> [Problem requirements]: Tally how many lines include "physical". The number is the whole answer.

(Dataset items)

****************

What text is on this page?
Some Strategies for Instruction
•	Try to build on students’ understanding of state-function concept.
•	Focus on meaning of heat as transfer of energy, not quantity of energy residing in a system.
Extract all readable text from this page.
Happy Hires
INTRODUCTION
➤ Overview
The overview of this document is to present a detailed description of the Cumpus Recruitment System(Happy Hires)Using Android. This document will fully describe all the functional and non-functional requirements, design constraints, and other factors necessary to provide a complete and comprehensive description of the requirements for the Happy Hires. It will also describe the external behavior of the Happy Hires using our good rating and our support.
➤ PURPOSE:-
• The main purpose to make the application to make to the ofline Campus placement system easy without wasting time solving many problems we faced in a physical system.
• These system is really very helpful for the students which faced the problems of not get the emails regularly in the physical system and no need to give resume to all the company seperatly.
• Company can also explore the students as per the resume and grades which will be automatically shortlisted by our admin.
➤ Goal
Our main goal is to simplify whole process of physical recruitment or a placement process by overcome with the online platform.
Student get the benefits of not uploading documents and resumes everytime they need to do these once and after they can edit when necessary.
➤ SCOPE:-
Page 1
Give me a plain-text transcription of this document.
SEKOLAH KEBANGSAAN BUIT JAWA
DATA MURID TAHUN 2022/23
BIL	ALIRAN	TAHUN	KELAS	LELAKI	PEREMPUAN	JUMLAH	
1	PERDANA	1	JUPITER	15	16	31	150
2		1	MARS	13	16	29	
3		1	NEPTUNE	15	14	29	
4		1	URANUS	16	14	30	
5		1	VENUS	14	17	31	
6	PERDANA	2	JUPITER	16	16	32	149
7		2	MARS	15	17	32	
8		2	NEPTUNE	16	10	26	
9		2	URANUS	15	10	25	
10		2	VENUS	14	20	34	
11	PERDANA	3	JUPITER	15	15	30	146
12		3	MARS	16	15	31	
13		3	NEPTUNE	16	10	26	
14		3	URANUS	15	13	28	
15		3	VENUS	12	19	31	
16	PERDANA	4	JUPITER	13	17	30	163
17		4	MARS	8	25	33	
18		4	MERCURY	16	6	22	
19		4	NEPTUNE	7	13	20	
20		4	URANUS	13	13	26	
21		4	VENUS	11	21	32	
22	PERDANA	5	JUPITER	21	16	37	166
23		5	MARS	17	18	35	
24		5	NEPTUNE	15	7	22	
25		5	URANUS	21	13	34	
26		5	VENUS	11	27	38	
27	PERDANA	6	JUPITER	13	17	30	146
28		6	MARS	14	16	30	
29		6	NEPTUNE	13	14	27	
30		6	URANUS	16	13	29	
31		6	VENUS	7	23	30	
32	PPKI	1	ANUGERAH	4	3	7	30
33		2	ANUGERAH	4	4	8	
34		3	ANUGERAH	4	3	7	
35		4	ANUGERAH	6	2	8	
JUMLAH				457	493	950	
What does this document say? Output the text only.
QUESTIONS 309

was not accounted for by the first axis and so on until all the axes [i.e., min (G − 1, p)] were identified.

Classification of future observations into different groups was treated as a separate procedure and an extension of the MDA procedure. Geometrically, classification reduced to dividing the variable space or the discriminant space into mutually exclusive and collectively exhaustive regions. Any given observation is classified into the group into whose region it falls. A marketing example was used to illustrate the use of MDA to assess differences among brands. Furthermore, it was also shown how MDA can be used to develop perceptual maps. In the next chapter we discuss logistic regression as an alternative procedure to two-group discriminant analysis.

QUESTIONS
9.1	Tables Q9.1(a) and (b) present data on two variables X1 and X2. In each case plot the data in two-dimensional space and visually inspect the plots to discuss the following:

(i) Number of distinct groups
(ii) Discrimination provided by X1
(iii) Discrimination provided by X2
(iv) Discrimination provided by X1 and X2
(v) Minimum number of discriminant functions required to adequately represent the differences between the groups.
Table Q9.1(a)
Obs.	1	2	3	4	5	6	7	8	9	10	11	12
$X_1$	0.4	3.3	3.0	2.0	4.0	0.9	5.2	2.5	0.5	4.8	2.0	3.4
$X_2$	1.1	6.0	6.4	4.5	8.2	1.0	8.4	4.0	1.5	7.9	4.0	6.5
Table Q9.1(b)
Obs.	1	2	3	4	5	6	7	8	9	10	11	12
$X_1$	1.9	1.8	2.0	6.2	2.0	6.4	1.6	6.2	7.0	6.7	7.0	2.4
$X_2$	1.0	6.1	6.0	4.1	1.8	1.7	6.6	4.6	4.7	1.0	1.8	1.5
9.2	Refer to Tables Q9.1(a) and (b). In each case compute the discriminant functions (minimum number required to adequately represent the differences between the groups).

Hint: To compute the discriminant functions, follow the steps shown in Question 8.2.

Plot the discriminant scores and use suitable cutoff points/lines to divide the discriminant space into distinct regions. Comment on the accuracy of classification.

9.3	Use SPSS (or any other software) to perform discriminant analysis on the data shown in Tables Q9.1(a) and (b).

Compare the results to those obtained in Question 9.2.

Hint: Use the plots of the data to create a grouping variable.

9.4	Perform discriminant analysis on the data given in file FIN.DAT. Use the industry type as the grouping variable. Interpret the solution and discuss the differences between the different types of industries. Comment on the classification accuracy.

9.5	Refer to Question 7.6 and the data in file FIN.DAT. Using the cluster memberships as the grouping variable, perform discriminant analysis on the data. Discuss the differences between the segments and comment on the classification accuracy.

****************

> [Task response]: 3